Data
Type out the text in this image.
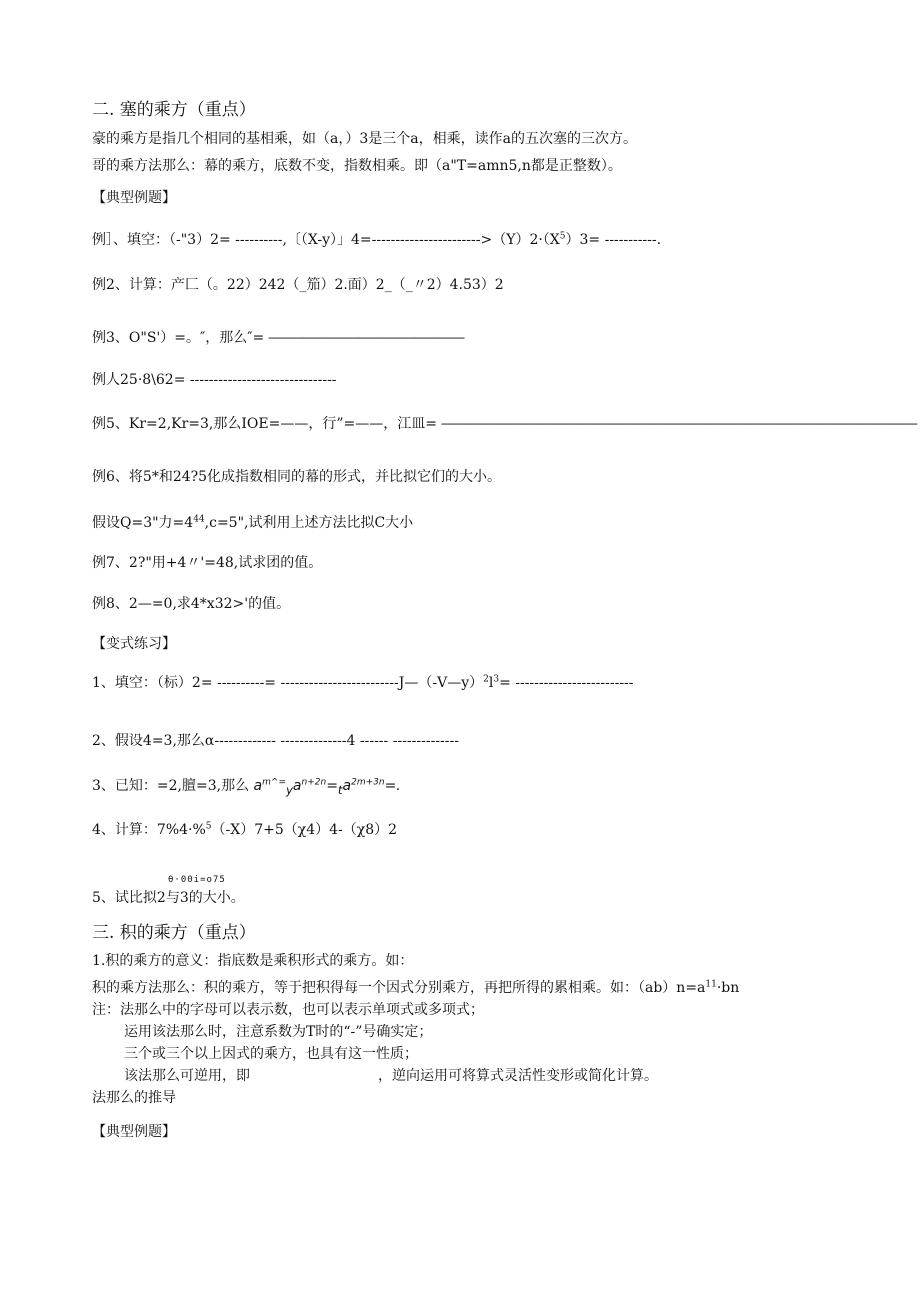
二. 塞的乘方（重点）
豪的乘方是指几个相同的基相乘，如（a，）3是三个a，相乘，读作a的五次塞的三次方。
哥的乘方法那么：幕的乘方，底数不变，指数相乘。即（a"T=amn5,n都是正整数）。
【典型例题】
例］、填空：（-"3）2= ----------,〔（X-y）」$4=----------------------->(Y)2\cdot(X^5)3=$ -----------.
例2、计算：产匚（。22）242（_笳）2.面）2_（_〃2）4.53）2
例3、O"S'）=。″，那么″= ――――――――――――――
例人25·8\62= -------------------------------
例5、Kr=2,Kr=3,那么IOE=——，行”=——，江皿= ――――――――――――――――――――――――――――――――――
例6、将5*和24?5化成指数相同的幕的形式，并比拟它们的大小。
假设Q=3"力$=4^{44},c=5$",试利用上述方法比拟C大小
例7、2?"用+4〃'=48,试求团的值。
例8、2—=0,求4*x32>'的值。
【变式练习】
1、填空：（标）2= ----------= $-------------------------J—(-V—y)^2l^3=$ -------------------------
2、假设4=3,那么α------------- --------------4 ------ --------------
3、已知：=2,膻=3,那么 $a^{m\^{}=}_ya^{n+2n}=_ta^{2m+3n}=$.
4、计算：7%4·%$^5$（-X）7+5（χ4）4-（χ8）2
θ·00i=o75
5、试比拟2与3的大小。
三. 积的乘方（重点）
1.积的乘方的意义：指底数是乘积形式的乘方。如：
积的乘方法那么：积的乘方，等于把积得每一个因式分别乘方，再把所得的累相乘。如：$(ab)n=a^{11}\cdot bn$
注：法那么中的字母可以表示数，也可以表示单项式或多项式；
运用该法那么时，注意系数为T时的“-”号确实定；
三个或三个以上因式的乘方，也具有这一性质；
该法那么可逆用，即	，逆向运用可将算式灵活性变形或简化计算。
法那么的推导
【典型例题】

Exercise
Would you return the data exactly as written, without the pictures?

Task response
Type out the text in this image.
二. 塞的乘方（重点）
豪的乘方是指几个相同的基相乘，如（a，）3是三个a，相乘，读作a的五次塞的三次方。
哥的乘方法那么：幕的乘方，底数不变，指数相乘。即（a"T=amn5,n都是正整数）。
【典型例题】
例］、填空：（-"3）2= ----------,〔（X-y）」$4=----------------------->(Y)2\cdot(X^5)3=$ -----------.
例2、计算：产匚（。22）242（_笳）2.面）2_（_〃2）4.53）2
例3、O"S'）=。″，那么″= ――――――――――――――
例人25·8\62= -------------------------------
例5、Kr=2,Kr=3,那么IOE=——，行”=——，江皿= ――――――――――――――――――――――――――――――――――
例6、将5*和24?5化成指数相同的幕的形式，并比拟它们的大小。
假设Q=3"力$=4^{44},c=5$",试利用上述方法比拟C大小
例7、2?"用+4〃'=48,试求团的值。
例8、2—=0,求4*x32>'的值。
【变式练习】
1、填空：（标）2= ----------= $-------------------------J—(-V—y)^2l^3=$ -------------------------
2、假设4=3,那么α------------- --------------4 ------ --------------
3、已知：=2,膻=3,那么 $a^{m\^{}=}_ya^{n+2n}=_ta^{2m+3n}=$.
4、计算：7%4·%$^5$（-X）7+5（χ4）4-（χ8）2
θ·00i=o75
5、试比拟2与3的大小。
三. 积的乘方（重点）
1.积的乘方的意义：指底数是乘积形式的乘方。如：
积的乘方法那么：积的乘方，等于把积得每一个因式分别乘方，再把所得的累相乘。如：$(ab)n=a^{11}\cdot bn$
注：法那么中的字母可以表示数，也可以表示单项式或多项式；
运用该法那么时，注意系数为T时的“-”号确实定；
三个或三个以上因式的乘方，也具有这一性质；
该法那么可逆用，即	，逆向运用可将算式灵活性变形或简化计算。
法那么的推导
【典型例题】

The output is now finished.